*** TEXT SECTION Section Begins ***
The story of Pennhurst has been told by historians and scholars, said Lisa Sonneborn, director, media arts and culture at the Institute on Disabilities. “What felt missing for us was the perspective of people with skin in the game.”

Those working on File/Life hope that centering individual voices can help people better understand not only the scale of the loss at Pennhurst, but how the past stretches into the present.

“This is an opportunity to know the historical roots of stigma — to understand the history we are living out,” said Nicki Pombier, an oral history artist who worked on File/Life, and a parent of a child with intellectual and developmental disabilities. “Here is the evidence. Look at it.”

‘I’ll never forget him’

Some community archivists researched dozens of files before deciding on a life to tell. Other archivists, like Ramona Griffiths, an advocate for families of people with disabilities, opened one and never shut it.

Griffiths, of Northeast Philadelphia, was 64 when she died on March 4 from breast cancer. Her devotion to telling William’s story even in failing health came to represent the emotional heart of File/Life. There was an instant connection: William had died on Nov. 2, 1958, the day Griffiths was born. But there was a deeper pull, too. Griffiths had raised her 18-year-old grand nephew, Marquis, who has autism, like a son. She immediately recognized in William everything the staff at Pennhurst refused to: a human being who could have been someone remarkable if given the chance.
*** TEXT SECTION Section Ends ***
*** DATA SECTION Section Begins ***
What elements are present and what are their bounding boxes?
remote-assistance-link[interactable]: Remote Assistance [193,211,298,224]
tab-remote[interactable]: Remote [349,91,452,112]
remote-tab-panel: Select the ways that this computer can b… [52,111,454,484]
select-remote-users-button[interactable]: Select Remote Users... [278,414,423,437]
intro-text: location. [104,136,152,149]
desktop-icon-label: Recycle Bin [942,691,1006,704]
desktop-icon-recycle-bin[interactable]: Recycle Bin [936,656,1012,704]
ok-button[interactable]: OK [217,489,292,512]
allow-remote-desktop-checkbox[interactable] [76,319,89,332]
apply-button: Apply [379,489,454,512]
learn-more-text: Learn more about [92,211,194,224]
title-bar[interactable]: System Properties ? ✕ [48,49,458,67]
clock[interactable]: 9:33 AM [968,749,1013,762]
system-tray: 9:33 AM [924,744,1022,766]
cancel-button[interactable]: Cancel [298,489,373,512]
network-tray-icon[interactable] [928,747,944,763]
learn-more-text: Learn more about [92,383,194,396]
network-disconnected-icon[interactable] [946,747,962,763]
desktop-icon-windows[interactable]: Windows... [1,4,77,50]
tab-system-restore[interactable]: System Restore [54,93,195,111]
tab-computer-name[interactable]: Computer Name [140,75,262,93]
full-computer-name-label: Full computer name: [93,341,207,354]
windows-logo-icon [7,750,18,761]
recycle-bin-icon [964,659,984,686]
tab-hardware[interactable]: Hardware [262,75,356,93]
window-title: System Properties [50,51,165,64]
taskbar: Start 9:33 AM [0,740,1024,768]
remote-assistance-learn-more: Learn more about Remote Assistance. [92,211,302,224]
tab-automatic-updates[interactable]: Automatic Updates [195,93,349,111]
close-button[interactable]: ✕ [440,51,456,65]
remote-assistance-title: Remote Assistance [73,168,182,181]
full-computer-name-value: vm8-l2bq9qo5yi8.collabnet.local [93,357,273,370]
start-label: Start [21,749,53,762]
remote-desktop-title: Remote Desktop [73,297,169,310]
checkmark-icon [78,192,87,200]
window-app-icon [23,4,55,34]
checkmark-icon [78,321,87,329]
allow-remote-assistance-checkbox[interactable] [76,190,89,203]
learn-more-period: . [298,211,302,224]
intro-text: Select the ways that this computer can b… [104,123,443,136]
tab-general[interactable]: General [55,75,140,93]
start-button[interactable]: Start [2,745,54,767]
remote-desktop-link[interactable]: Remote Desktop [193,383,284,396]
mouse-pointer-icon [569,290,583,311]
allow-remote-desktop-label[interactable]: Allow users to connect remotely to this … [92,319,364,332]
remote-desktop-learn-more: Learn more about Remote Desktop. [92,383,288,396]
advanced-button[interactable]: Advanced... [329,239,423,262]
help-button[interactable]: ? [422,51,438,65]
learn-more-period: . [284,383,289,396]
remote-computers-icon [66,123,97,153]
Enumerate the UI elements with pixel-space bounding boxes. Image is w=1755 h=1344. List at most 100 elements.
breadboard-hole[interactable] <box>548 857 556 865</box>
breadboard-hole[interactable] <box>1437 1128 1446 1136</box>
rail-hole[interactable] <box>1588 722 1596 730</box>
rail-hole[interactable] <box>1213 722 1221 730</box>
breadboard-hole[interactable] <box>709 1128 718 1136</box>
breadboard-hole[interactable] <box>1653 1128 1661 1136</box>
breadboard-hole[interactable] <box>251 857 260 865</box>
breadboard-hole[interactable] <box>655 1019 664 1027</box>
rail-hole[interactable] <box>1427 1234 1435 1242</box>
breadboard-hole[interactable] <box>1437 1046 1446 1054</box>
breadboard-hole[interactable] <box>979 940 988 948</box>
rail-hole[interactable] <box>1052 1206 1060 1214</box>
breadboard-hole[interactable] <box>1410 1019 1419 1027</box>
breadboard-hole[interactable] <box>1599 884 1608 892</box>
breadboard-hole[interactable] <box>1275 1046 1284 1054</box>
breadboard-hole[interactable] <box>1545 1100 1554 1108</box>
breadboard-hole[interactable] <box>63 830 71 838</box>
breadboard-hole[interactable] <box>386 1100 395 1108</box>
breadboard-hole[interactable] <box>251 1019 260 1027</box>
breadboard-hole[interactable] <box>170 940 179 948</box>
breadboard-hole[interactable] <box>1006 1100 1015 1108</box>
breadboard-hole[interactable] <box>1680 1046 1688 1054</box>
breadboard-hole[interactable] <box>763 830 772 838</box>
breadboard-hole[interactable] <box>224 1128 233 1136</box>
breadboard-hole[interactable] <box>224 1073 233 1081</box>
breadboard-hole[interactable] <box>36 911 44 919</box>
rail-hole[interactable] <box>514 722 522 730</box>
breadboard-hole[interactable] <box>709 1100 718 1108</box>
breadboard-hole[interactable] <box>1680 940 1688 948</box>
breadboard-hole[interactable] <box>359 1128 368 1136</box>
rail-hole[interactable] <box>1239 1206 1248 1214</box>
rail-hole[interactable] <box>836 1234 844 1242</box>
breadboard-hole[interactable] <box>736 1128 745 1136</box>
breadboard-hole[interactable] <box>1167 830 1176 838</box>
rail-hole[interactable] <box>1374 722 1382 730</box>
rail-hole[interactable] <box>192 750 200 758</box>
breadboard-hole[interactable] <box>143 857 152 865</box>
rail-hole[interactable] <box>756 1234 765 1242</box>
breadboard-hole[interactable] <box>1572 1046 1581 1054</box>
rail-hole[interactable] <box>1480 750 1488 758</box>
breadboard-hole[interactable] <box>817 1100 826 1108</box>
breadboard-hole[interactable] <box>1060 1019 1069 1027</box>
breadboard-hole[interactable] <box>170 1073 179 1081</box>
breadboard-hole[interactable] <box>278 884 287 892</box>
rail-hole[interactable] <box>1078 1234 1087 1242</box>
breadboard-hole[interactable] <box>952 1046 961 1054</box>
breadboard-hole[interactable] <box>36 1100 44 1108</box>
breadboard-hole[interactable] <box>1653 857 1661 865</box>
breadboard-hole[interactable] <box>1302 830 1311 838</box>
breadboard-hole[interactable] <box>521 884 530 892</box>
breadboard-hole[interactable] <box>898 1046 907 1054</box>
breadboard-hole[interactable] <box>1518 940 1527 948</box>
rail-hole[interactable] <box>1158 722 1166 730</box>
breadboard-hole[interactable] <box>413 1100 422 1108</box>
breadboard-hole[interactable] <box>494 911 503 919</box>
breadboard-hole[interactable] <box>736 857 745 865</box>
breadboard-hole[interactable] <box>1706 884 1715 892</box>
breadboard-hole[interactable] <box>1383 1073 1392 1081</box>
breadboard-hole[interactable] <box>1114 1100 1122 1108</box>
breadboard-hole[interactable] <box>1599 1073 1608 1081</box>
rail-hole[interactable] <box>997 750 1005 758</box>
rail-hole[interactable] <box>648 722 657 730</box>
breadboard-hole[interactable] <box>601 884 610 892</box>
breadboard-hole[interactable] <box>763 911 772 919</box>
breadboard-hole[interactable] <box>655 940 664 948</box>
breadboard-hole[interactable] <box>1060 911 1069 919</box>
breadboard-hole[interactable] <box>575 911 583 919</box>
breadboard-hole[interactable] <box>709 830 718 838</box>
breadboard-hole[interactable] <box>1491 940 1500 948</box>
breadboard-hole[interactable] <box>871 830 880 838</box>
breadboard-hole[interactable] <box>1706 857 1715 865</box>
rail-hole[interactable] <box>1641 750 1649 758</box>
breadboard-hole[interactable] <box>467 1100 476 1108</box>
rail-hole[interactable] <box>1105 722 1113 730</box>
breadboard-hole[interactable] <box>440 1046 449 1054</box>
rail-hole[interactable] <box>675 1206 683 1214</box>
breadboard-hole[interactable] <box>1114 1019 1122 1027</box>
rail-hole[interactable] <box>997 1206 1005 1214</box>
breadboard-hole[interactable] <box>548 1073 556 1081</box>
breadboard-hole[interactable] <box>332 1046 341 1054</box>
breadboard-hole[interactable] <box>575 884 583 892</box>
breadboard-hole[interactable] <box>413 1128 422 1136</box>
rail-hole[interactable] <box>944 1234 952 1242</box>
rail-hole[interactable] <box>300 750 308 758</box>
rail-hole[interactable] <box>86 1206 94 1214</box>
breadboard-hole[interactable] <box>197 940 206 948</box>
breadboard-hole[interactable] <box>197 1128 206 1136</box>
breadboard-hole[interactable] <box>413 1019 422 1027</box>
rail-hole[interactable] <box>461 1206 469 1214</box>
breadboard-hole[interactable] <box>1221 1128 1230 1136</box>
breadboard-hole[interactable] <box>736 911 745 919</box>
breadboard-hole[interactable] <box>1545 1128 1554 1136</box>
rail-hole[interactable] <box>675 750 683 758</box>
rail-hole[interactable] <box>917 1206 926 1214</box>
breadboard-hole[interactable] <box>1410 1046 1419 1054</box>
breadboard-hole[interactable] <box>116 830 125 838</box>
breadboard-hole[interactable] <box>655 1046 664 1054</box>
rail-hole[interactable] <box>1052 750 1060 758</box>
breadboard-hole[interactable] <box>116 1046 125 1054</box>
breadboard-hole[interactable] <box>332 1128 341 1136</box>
*** DATA SECTION Section Ends ***
▶ **TASKS**
• A. In the article about File/Life, on what date did William die?
• B. Extend the article about File/Life, beginning right after its final sentence.
You will not need the material for any of this.

▶ **EXERCISE ANSWERS**
• A. Nov. 2, 1958

• B.
“Allow me to introduce you to William,” Griffiths begins an oral history Pombier recorded for the show.

For her part, Pombier, who lives in Brooklyn, recalled transcribing Williams’ file, with all its dehumanizing descriptions, while her son, Jonah, who has Down syndrome, autism, and hearing loss, sat eating dinner nearby.

“Having that language in my body while being in the presence of my son, when I know all that it takes for him to be self-actualized, for him to be himself, to know what he needs, and the cost of not having it in place, I felt chords of grief, anger, and determination— a sense of purpose to really fight,” she said.

The William they came to know struggled to bear witness to the horrors happening to him. The endless injuries, including broken ribs, a fractured skull, and bad burns (he’d been working as an unpaid laborer at the Pennhurst farm when an open flame caught wind and set his clothes on fire.) Staffers shrugged off William’s complaints of bullying attendants as his “morbid delusions of grandeur.”

Only once did Pennhurst staff write with any compassion for William. And not until 1953, five years before William’s death. The few lines provide clues to who William really was — a “friendly, agreeable, talkative man who relates his experiences quite well and convincingly,” the notetaker wrote. He took pride in caring for a patient who was blind. He had a knack for names, and recalled his favorite refreshments from past Fourth of July picnics. He dressed neatly, and played cards with a friend before the man was transferred to another building. He pined for a pipe, even if the “other boys” would steal it from him.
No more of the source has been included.